What this task involves
Every line in the listing is to be echoed verbatim.

----

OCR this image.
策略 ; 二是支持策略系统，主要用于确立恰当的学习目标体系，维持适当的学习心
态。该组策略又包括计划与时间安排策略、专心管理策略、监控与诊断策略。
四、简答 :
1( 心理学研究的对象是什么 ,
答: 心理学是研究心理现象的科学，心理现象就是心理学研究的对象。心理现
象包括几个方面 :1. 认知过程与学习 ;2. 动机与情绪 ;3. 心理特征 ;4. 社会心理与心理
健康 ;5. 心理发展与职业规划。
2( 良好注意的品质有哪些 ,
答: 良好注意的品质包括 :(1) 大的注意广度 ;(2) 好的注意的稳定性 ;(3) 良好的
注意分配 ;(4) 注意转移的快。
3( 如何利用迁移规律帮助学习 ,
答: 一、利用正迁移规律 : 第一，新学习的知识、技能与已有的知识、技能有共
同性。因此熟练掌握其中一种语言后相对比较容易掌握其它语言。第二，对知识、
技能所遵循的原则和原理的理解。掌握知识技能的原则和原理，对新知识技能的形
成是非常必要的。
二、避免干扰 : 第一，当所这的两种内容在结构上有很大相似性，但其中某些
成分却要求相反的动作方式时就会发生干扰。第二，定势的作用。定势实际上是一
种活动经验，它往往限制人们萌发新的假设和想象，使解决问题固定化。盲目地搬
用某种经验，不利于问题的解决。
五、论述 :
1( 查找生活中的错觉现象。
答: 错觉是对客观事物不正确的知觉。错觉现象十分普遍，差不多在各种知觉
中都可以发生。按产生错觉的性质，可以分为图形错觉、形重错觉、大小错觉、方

----

Result of this task
OCR this image.
策略 ; 二是支持策略系统，主要用于确立恰当的学习目标体系，维持适当的学习心
态。该组策略又包括计划与时间安排策略、专心管理策略、监控与诊断策略。
四、简答 :
1( 心理学研究的对象是什么 ,
答: 心理学是研究心理现象的科学，心理现象就是心理学研究的对象。心理现
象包括几个方面 :1. 认知过程与学习 ;2. 动机与情绪 ;3. 心理特征 ;4. 社会心理与心理
健康 ;5. 心理发展与职业规划。
2( 良好注意的品质有哪些 ,
答: 良好注意的品质包括 :(1) 大的注意广度 ;(2) 好的注意的稳定性 ;(3) 良好的
注意分配 ;(4) 注意转移的快。
3( 如何利用迁移规律帮助学习 ,
答: 一、利用正迁移规律 : 第一，新学习的知识、技能与已有的知识、技能有共
同性。因此熟练掌握其中一种语言后相对比较容易掌握其它语言。第二，对知识、
技能所遵循的原则和原理的理解。掌握知识技能的原则和原理，对新知识技能的形
成是非常必要的。
二、避免干扰 : 第一，当所这的两种内容在结构上有很大相似性，但其中某些
成分却要求相反的动作方式时就会发生干扰。第二，定势的作用。定势实际上是一
种活动经验，它往往限制人们萌发新的假设和想象，使解决问题固定化。盲目地搬
用某种经验，不利于问题的解决。
五、论述 :
1( 查找生活中的错觉现象。
答: 错觉是对客观事物不正确的知觉。错觉现象十分普遍，差不多在各种知觉
中都可以发生。按产生错觉的性质，可以分为图形错觉、形重错觉、大小错觉、方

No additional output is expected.